▶ **What you need to do**: Reproduce the listing below without any change.

— start Entries supplied —

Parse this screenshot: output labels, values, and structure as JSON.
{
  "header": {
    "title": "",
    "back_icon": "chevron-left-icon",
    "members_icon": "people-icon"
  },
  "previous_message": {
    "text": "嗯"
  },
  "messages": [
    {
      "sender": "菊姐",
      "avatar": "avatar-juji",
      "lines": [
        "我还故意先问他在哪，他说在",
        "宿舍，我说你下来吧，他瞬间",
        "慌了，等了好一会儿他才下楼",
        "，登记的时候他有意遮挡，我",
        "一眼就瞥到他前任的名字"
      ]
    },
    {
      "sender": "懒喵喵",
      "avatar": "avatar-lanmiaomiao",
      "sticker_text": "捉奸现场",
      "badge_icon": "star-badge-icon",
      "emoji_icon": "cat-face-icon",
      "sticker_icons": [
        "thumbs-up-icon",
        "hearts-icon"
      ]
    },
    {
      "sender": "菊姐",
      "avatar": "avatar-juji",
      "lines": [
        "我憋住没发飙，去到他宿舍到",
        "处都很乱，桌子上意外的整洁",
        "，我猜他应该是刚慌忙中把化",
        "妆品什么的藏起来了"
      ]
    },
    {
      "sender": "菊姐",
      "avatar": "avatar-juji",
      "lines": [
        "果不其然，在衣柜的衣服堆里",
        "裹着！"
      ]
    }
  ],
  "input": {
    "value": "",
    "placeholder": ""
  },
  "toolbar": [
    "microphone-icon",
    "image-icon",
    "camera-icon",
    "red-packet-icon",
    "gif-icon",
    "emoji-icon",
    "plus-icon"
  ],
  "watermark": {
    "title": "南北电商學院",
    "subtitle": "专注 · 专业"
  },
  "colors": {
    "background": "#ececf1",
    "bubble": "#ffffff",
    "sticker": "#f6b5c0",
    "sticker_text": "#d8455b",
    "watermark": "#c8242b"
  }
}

— end Entries supplied —

▶ **Full answer**:
Parse this screenshot: output labels, values, and structure as JSON.
{
  "header": {
    "title": "",
    "back_icon": "chevron-left-icon",
    "members_icon": "people-icon"
  },
  "previous_message": {
    "text": "嗯"
  },
  "messages": [
    {
      "sender": "菊姐",
      "avatar": "avatar-juji",
      "lines": [
        "我还故意先问他在哪，他说在",
        "宿舍，我说你下来吧，他瞬间",
        "慌了，等了好一会儿他才下楼",
        "，登记的时候他有意遮挡，我",
        "一眼就瞥到他前任的名字"
      ]
    },
    {
      "sender": "懒喵喵",
      "avatar": "avatar-lanmiaomiao",
      "sticker_text": "捉奸现场",
      "badge_icon": "star-badge-icon",
      "emoji_icon": "cat-face-icon",
      "sticker_icons": [
        "thumbs-up-icon",
        "hearts-icon"
      ]
    },
    {
      "sender": "菊姐",
      "avatar": "avatar-juji",
      "lines": [
        "我憋住没发飙，去到他宿舍到",
        "处都很乱，桌子上意外的整洁",
        "，我猜他应该是刚慌忙中把化",
        "妆品什么的藏起来了"
      ]
    },
    {
      "sender": "菊姐",
      "avatar": "avatar-juji",
      "lines": [
        "果不其然，在衣柜的衣服堆里",
        "裹着！"
      ]
    }
  ],
  "input": {
    "value": "",
    "placeholder": ""
  },
  "toolbar": [
    "microphone-icon",
    "image-icon",
    "camera-icon",
    "red-packet-icon",
    "gif-icon",
    "emoji-icon",
    "plus-icon"
  ],
  "watermark": {
    "title": "南北电商學院",
    "subtitle": "专注 · 专业"
  },
  "colors": {
    "background": "#ececf1",
    "bubble": "#ffffff",
    "sticker": "#f6b5c0",
    "sticker_text": "#d8455b",
    "watermark": "#c8242b"
  }
}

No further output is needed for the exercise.